**WORKING DATA**

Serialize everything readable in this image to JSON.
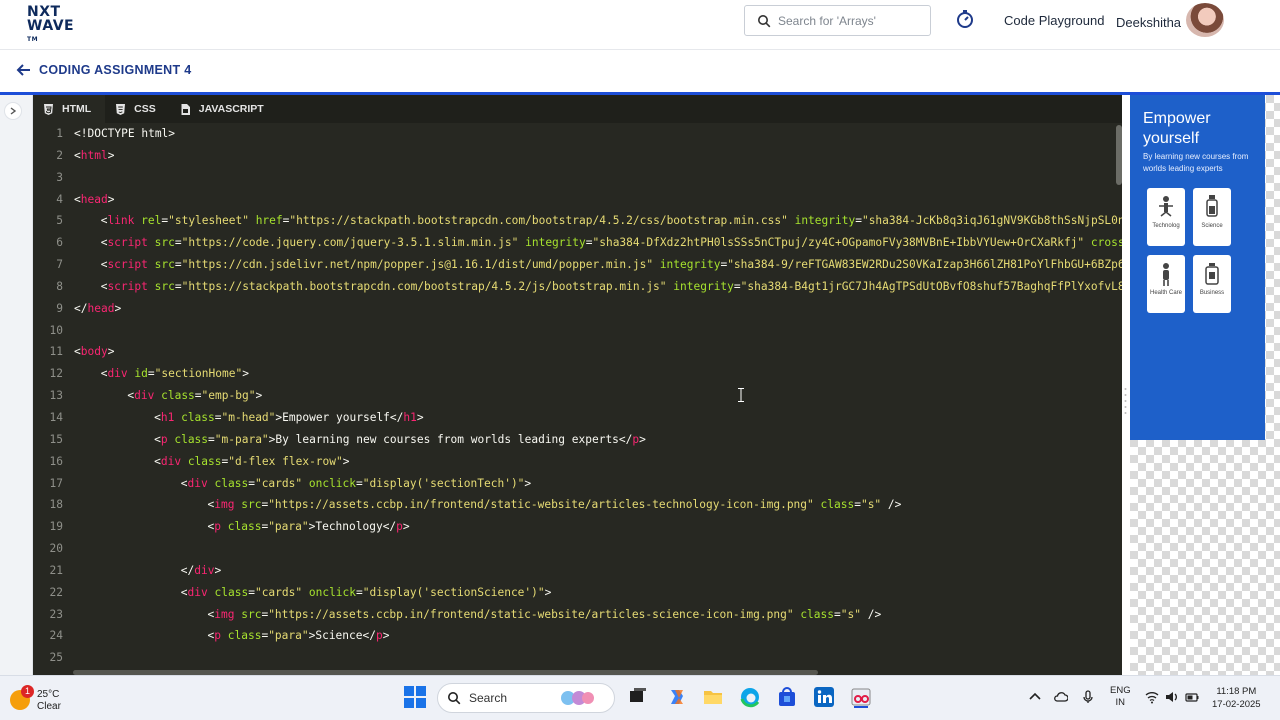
{
  "header": {
    "logo_line1": "NXT",
    "logo_line2": "WAVE",
    "logo_tm": "TM",
    "search_placeholder": "Search for 'Arrays'",
    "playground_link": "Code Playground",
    "user_name": "Deekshitha"
  },
  "assignment": {
    "title": "CODING ASSIGNMENT 4"
  },
  "editor": {
    "tabs": [
      {
        "label": "HTML",
        "active": true
      },
      {
        "label": "CSS",
        "active": false
      },
      {
        "label": "JAVASCRIPT",
        "active": false
      }
    ],
    "lines": [
      {
        "n": "1",
        "indent": 0,
        "segs": [
          [
            "p",
            "<!DOCTYPE html>"
          ]
        ]
      },
      {
        "n": "2",
        "indent": 0,
        "segs": [
          [
            "p",
            "<"
          ],
          [
            "t",
            "html"
          ],
          [
            "p",
            ">"
          ]
        ]
      },
      {
        "n": "3",
        "indent": 0,
        "segs": []
      },
      {
        "n": "4",
        "indent": 0,
        "segs": [
          [
            "p",
            "<"
          ],
          [
            "t",
            "head"
          ],
          [
            "p",
            ">"
          ]
        ]
      },
      {
        "n": "5",
        "indent": 1,
        "segs": [
          [
            "p",
            "<"
          ],
          [
            "t",
            "link"
          ],
          [
            "p",
            " "
          ],
          [
            "a",
            "rel"
          ],
          [
            "p",
            "="
          ],
          [
            "s",
            "\"stylesheet\""
          ],
          [
            "p",
            " "
          ],
          [
            "a",
            "href"
          ],
          [
            "p",
            "="
          ],
          [
            "s",
            "\"https://stackpath.bootstrapcdn.com/bootstrap/4.5.2/css/bootstrap.min.css\""
          ],
          [
            "p",
            " "
          ],
          [
            "a",
            "integrity"
          ],
          [
            "p",
            "="
          ],
          [
            "s",
            "\"sha384-JcKb8q3iqJ61gNV9KGb8thSsNjpSL0n"
          ]
        ]
      },
      {
        "n": "6",
        "indent": 1,
        "segs": [
          [
            "p",
            "<"
          ],
          [
            "t",
            "script"
          ],
          [
            "p",
            " "
          ],
          [
            "a",
            "src"
          ],
          [
            "p",
            "="
          ],
          [
            "s",
            "\"https://code.jquery.com/jquery-3.5.1.slim.min.js\""
          ],
          [
            "p",
            " "
          ],
          [
            "a",
            "integrity"
          ],
          [
            "p",
            "="
          ],
          [
            "s",
            "\"sha384-DfXdz2htPH0lsSSs5nCTpuj/zy4C+OGpamoFVy38MVBnE+IbbVYUew+OrCXaRkfj\""
          ],
          [
            "p",
            " "
          ],
          [
            "a",
            "cross"
          ]
        ]
      },
      {
        "n": "7",
        "indent": 1,
        "segs": [
          [
            "p",
            "<"
          ],
          [
            "t",
            "script"
          ],
          [
            "p",
            " "
          ],
          [
            "a",
            "src"
          ],
          [
            "p",
            "="
          ],
          [
            "s",
            "\"https://cdn.jsdelivr.net/npm/popper.js@1.16.1/dist/umd/popper.min.js\""
          ],
          [
            "p",
            " "
          ],
          [
            "a",
            "integrity"
          ],
          [
            "p",
            "="
          ],
          [
            "s",
            "\"sha384-9/reFTGAW83EW2RDu2S0VKaIzap3H66lZH81PoYlFhbGU+6BZp6"
          ]
        ]
      },
      {
        "n": "8",
        "indent": 1,
        "segs": [
          [
            "p",
            "<"
          ],
          [
            "t",
            "script"
          ],
          [
            "p",
            " "
          ],
          [
            "a",
            "src"
          ],
          [
            "p",
            "="
          ],
          [
            "s",
            "\"https://stackpath.bootstrapcdn.com/bootstrap/4.5.2/js/bootstrap.min.js\""
          ],
          [
            "p",
            " "
          ],
          [
            "a",
            "integrity"
          ],
          [
            "p",
            "="
          ],
          [
            "s",
            "\"sha384-B4gt1jrGC7Jh4AgTPSdUtOBvfO8shuf57BaghqFfPlYxofvL8"
          ]
        ]
      },
      {
        "n": "9",
        "indent": 0,
        "segs": [
          [
            "p",
            "</"
          ],
          [
            "t",
            "head"
          ],
          [
            "p",
            ">"
          ]
        ]
      },
      {
        "n": "10",
        "indent": 0,
        "segs": []
      },
      {
        "n": "11",
        "indent": 0,
        "segs": [
          [
            "p",
            "<"
          ],
          [
            "t",
            "body"
          ],
          [
            "p",
            ">"
          ]
        ]
      },
      {
        "n": "12",
        "indent": 1,
        "segs": [
          [
            "p",
            "<"
          ],
          [
            "t",
            "div"
          ],
          [
            "p",
            " "
          ],
          [
            "a",
            "id"
          ],
          [
            "p",
            "="
          ],
          [
            "s",
            "\"sectionHome\""
          ],
          [
            "p",
            ">"
          ]
        ]
      },
      {
        "n": "13",
        "indent": 2,
        "segs": [
          [
            "p",
            "<"
          ],
          [
            "t",
            "div"
          ],
          [
            "p",
            " "
          ],
          [
            "a",
            "class"
          ],
          [
            "p",
            "="
          ],
          [
            "s",
            "\"emp-bg\""
          ],
          [
            "p",
            ">"
          ]
        ]
      },
      {
        "n": "14",
        "indent": 3,
        "segs": [
          [
            "p",
            "<"
          ],
          [
            "t",
            "h1"
          ],
          [
            "p",
            " "
          ],
          [
            "a",
            "class"
          ],
          [
            "p",
            "="
          ],
          [
            "s",
            "\"m-head\""
          ],
          [
            "p",
            ">Empower yourself</"
          ],
          [
            "t",
            "h1"
          ],
          [
            "p",
            ">"
          ]
        ]
      },
      {
        "n": "15",
        "indent": 3,
        "segs": [
          [
            "p",
            "<"
          ],
          [
            "t",
            "p"
          ],
          [
            "p",
            " "
          ],
          [
            "a",
            "class"
          ],
          [
            "p",
            "="
          ],
          [
            "s",
            "\"m-para\""
          ],
          [
            "p",
            ">By learning new courses from worlds leading experts</"
          ],
          [
            "t",
            "p"
          ],
          [
            "p",
            ">"
          ]
        ]
      },
      {
        "n": "16",
        "indent": 3,
        "segs": [
          [
            "p",
            "<"
          ],
          [
            "t",
            "div"
          ],
          [
            "p",
            " "
          ],
          [
            "a",
            "class"
          ],
          [
            "p",
            "="
          ],
          [
            "s",
            "\"d-flex flex-row\""
          ],
          [
            "p",
            ">"
          ]
        ]
      },
      {
        "n": "17",
        "indent": 4,
        "segs": [
          [
            "p",
            "<"
          ],
          [
            "t",
            "div"
          ],
          [
            "p",
            " "
          ],
          [
            "a",
            "class"
          ],
          [
            "p",
            "="
          ],
          [
            "s",
            "\"cards\""
          ],
          [
            "p",
            " "
          ],
          [
            "a",
            "onclick"
          ],
          [
            "p",
            "="
          ],
          [
            "s",
            "\"display('sectionTech')\""
          ],
          [
            "p",
            ">"
          ]
        ]
      },
      {
        "n": "18",
        "indent": 5,
        "segs": [
          [
            "p",
            "<"
          ],
          [
            "t",
            "img"
          ],
          [
            "p",
            " "
          ],
          [
            "a",
            "src"
          ],
          [
            "p",
            "="
          ],
          [
            "s",
            "\"https://assets.ccbp.in/frontend/static-website/articles-technology-icon-img.png\""
          ],
          [
            "p",
            " "
          ],
          [
            "a",
            "class"
          ],
          [
            "p",
            "="
          ],
          [
            "s",
            "\"s\""
          ],
          [
            "p",
            " />"
          ]
        ]
      },
      {
        "n": "19",
        "indent": 5,
        "segs": [
          [
            "p",
            "<"
          ],
          [
            "t",
            "p"
          ],
          [
            "p",
            " "
          ],
          [
            "a",
            "class"
          ],
          [
            "p",
            "="
          ],
          [
            "s",
            "\"para\""
          ],
          [
            "p",
            ">Technology</"
          ],
          [
            "t",
            "p"
          ],
          [
            "p",
            ">"
          ]
        ]
      },
      {
        "n": "20",
        "indent": 0,
        "segs": []
      },
      {
        "n": "21",
        "indent": 4,
        "segs": [
          [
            "p",
            "</"
          ],
          [
            "t",
            "div"
          ],
          [
            "p",
            ">"
          ]
        ]
      },
      {
        "n": "22",
        "indent": 4,
        "segs": [
          [
            "p",
            "<"
          ],
          [
            "t",
            "div"
          ],
          [
            "p",
            " "
          ],
          [
            "a",
            "class"
          ],
          [
            "p",
            "="
          ],
          [
            "s",
            "\"cards\""
          ],
          [
            "p",
            " "
          ],
          [
            "a",
            "onclick"
          ],
          [
            "p",
            "="
          ],
          [
            "s",
            "\"display('sectionScience')\""
          ],
          [
            "p",
            ">"
          ]
        ]
      },
      {
        "n": "23",
        "indent": 5,
        "segs": [
          [
            "p",
            "<"
          ],
          [
            "t",
            "img"
          ],
          [
            "p",
            " "
          ],
          [
            "a",
            "src"
          ],
          [
            "p",
            "="
          ],
          [
            "s",
            "\"https://assets.ccbp.in/frontend/static-website/articles-science-icon-img.png\""
          ],
          [
            "p",
            " "
          ],
          [
            "a",
            "class"
          ],
          [
            "p",
            "="
          ],
          [
            "s",
            "\"s\""
          ],
          [
            "p",
            " />"
          ]
        ]
      },
      {
        "n": "24",
        "indent": 5,
        "segs": [
          [
            "p",
            "<"
          ],
          [
            "t",
            "p"
          ],
          [
            "p",
            " "
          ],
          [
            "a",
            "class"
          ],
          [
            "p",
            "="
          ],
          [
            "s",
            "\"para\""
          ],
          [
            "p",
            ">Science</"
          ],
          [
            "t",
            "p"
          ],
          [
            "p",
            ">"
          ]
        ]
      },
      {
        "n": "25",
        "indent": 0,
        "segs": []
      }
    ]
  },
  "preview": {
    "heading": "Empower yourself",
    "para": "By learning new courses from worlds leading experts",
    "cards": [
      {
        "label": "Technolog",
        "icon": "technology-icon"
      },
      {
        "label": "Science",
        "icon": "science-icon"
      },
      {
        "label": "Health Care",
        "icon": "health-care-icon"
      },
      {
        "label": "Business",
        "icon": "business-icon"
      }
    ]
  },
  "taskbar": {
    "weather_temp": "25°C",
    "weather_desc": "Clear",
    "weather_badge": "1",
    "search_label": "Search",
    "lang_line1": "ENG",
    "lang_line2": "IN",
    "time": "11:18 PM",
    "date": "17-02-2025"
  },
  "colors": {
    "brand_blue": "#1e3a8a",
    "accent_line": "#1d4ed8",
    "editor_bg": "#272822",
    "tag": "#f92672",
    "attr": "#a6e22e",
    "string": "#e6db74",
    "preview_bg": "#1e60c9"
  }
}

**WORK REQUIRED**
Copy out all lines above that include the string "worlds".

**SOLUTION FOR THIS TASK**
            ">By learning new courses from worlds leading experts</"
    "para": "By learning new courses from worlds leading experts",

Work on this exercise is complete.